[Start Available records]

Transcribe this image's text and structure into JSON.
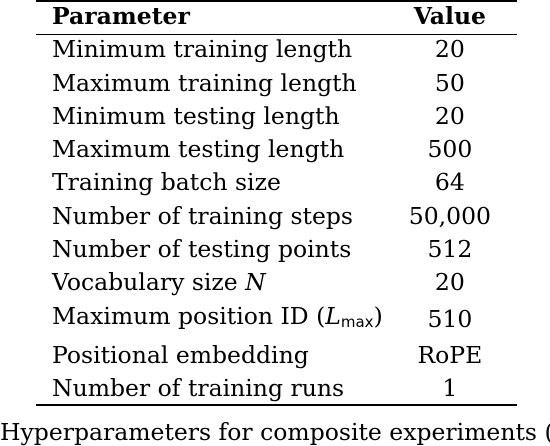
{
  "table": {
    "headers": {
      "parameter": "Parameter",
      "value": "Value"
    },
    "rows": [
      {
        "parameter": "Minimum training length",
        "value": "20"
      },
      {
        "parameter": "Maximum training length",
        "value": "50"
      },
      {
        "parameter": "Minimum testing length",
        "value": "20"
      },
      {
        "parameter": "Maximum testing length",
        "value": "500"
      },
      {
        "parameter": "Training batch size",
        "value": "64"
      },
      {
        "parameter": "Number of training steps",
        "value": "50,000"
      },
      {
        "parameter": "Number of testing points",
        "value": "512"
      },
      {
        "parameter_prefix": "Vocabulary size ",
        "parameter_math": "N",
        "value": "20"
      },
      {
        "parameter_prefix": "Maximum position ID (",
        "parameter_math": "L",
        "parameter_sub": "max",
        "parameter_suffix": ")",
        "value": "510"
      },
      {
        "parameter": "Positional embedding",
        "value": "RoPE"
      },
      {
        "parameter": "Number of training runs",
        "value": "1"
      }
    ]
  },
  "caption_fragment": "Hyperparameters for composite experiments (S"
}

[End Available records]

**Written request**
Find the lines above that contain the word "Maximum" and collect them.

**Written solution**
        "parameter": "Maximum training length",
        "parameter": "Maximum testing length",
        "parameter_prefix": "Maximum position ID (",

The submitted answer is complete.